■ Work to complete ■
Reproduce all of the data exactly.

Dataset entries:
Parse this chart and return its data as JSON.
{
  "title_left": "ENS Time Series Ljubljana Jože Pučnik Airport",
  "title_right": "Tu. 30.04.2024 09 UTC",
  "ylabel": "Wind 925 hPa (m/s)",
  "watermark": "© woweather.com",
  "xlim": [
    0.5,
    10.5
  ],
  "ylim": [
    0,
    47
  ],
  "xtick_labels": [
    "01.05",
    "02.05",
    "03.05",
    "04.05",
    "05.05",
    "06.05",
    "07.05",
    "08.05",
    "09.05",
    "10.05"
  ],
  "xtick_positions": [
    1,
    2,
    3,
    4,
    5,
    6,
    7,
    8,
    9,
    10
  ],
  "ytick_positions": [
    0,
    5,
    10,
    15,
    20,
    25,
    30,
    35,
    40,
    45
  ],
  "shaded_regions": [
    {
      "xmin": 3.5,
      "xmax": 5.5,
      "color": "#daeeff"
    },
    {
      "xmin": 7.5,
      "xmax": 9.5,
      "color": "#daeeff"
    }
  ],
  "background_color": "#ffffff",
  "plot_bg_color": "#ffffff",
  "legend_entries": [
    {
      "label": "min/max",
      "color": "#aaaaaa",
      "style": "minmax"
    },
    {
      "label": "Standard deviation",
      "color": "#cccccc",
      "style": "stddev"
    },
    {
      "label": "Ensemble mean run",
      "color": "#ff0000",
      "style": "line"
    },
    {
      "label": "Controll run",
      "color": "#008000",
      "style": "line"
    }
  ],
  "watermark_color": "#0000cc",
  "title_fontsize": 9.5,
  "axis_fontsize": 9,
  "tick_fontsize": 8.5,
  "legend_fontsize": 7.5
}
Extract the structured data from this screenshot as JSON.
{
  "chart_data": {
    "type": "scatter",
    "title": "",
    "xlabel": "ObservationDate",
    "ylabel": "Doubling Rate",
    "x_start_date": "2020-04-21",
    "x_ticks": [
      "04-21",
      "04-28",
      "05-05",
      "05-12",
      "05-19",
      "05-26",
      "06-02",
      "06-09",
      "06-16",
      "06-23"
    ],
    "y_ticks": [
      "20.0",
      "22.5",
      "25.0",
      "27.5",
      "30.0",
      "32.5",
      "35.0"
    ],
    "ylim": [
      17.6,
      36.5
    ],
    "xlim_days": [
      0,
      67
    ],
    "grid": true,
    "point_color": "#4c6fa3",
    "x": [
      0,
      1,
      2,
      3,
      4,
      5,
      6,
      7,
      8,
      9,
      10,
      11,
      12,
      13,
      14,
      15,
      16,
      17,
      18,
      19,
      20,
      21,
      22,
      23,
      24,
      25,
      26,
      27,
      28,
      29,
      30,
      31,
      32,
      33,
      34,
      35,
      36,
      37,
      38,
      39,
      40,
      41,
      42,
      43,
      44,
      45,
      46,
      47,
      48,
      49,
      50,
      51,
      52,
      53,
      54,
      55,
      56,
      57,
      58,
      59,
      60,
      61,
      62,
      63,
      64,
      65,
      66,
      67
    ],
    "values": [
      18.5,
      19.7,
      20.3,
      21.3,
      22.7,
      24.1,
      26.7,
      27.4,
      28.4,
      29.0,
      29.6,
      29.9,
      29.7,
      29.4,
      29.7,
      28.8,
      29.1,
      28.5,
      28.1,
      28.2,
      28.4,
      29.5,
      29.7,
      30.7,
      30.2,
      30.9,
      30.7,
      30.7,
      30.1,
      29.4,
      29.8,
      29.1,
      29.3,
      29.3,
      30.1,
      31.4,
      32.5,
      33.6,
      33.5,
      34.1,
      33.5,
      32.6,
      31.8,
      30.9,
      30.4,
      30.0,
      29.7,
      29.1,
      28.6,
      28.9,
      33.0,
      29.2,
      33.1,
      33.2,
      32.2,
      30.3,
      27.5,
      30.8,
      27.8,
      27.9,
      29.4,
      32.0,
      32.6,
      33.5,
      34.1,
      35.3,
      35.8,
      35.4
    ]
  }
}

■ Final result ■
Parse this chart and return its data as JSON.
{
  "title_left": "ENS Time Series Ljubljana Jože Pučnik Airport",
  "title_right": "Tu. 30.04.2024 09 UTC",
  "ylabel": "Wind 925 hPa (m/s)",
  "watermark": "© woweather.com",
  "xlim": [
    0.5,
    10.5
  ],
  "ylim": [
    0,
    47
  ],
  "xtick_labels": [
    "01.05",
    "02.05",
    "03.05",
    "04.05",
    "05.05",
    "06.05",
    "07.05",
    "08.05",
    "09.05",
    "10.05"
  ],
  "xtick_positions": [
    1,
    2,
    3,
    4,
    5,
    6,
    7,
    8,
    9,
    10
  ],
  "ytick_positions": [
    0,
    5,
    10,
    15,
    20,
    25,
    30,
    35,
    40,
    45
  ],
  "shaded_regions": [
    {
      "xmin": 3.5,
      "xmax": 5.5,
      "color": "#daeeff"
    },
    {
      "xmin": 7.5,
      "xmax": 9.5,
      "color": "#daeeff"
    }
  ],
  "background_color": "#ffffff",
  "plot_bg_color": "#ffffff",
  "legend_entries": [
    {
      "label": "min/max",
      "color": "#aaaaaa",
      "style": "minmax"
    },
    {
      "label": "Standard deviation",
      "color": "#cccccc",
      "style": "stddev"
    },
    {
      "label": "Ensemble mean run",
      "color": "#ff0000",
      "style": "line"
    },
    {
      "label": "Controll run",
      "color": "#008000",
      "style": "line"
    }
  ],
  "watermark_color": "#0000cc",
  "title_fontsize": 9.5,
  "axis_fontsize": 9,
  "tick_fontsize": 8.5,
  "legend_fontsize": 7.5
}
Extract the structured data from this screenshot as JSON.
{
  "chart_data": {
    "type": "scatter",
    "title": "",
    "xlabel": "ObservationDate",
    "ylabel": "Doubling Rate",
    "x_start_date": "2020-04-21",
    "x_ticks": [
      "04-21",
      "04-28",
      "05-05",
      "05-12",
      "05-19",
      "05-26",
      "06-02",
      "06-09",
      "06-16",
      "06-23"
    ],
    "y_ticks": [
      "20.0",
      "22.5",
      "25.0",
      "27.5",
      "30.0",
      "32.5",
      "35.0"
    ],
    "ylim": [
      17.6,
      36.5
    ],
    "xlim_days": [
      0,
      67
    ],
    "grid": true,
    "point_color": "#4c6fa3",
    "x": [
      0,
      1,
      2,
      3,
      4,
      5,
      6,
      7,
      8,
      9,
      10,
      11,
      12,
      13,
      14,
      15,
      16,
      17,
      18,
      19,
      20,
      21,
      22,
      23,
      24,
      25,
      26,
      27,
      28,
      29,
      30,
      31,
      32,
      33,
      34,
      35,
      36,
      37,
      38,
      39,
      40,
      41,
      42,
      43,
      44,
      45,
      46,
      47,
      48,
      49,
      50,
      51,
      52,
      53,
      54,
      55,
      56,
      57,
      58,
      59,
      60,
      61,
      62,
      63,
      64,
      65,
      66,
      67
    ],
    "values": [
      18.5,
      19.7,
      20.3,
      21.3,
      22.7,
      24.1,
      26.7,
      27.4,
      28.4,
      29.0,
      29.6,
      29.9,
      29.7,
      29.4,
      29.7,
      28.8,
      29.1,
      28.5,
      28.1,
      28.2,
      28.4,
      29.5,
      29.7,
      30.7,
      30.2,
      30.9,
      30.7,
      30.7,
      30.1,
      29.4,
      29.8,
      29.1,
      29.3,
      29.3,
      30.1,
      31.4,
      32.5,
      33.6,
      33.5,
      34.1,
      33.5,
      32.6,
      31.8,
      30.9,
      30.4,
      30.0,
      29.7,
      29.1,
      28.6,
      28.9,
      33.0,
      29.2,
      33.1,
      33.2,
      32.2,
      30.3,
      27.5,
      30.8,
      27.8,
      27.9,
      29.4,
      32.0,
      32.6,
      33.5,
      34.1,
      35.3,
      35.8,
      35.4
    ]
  }
}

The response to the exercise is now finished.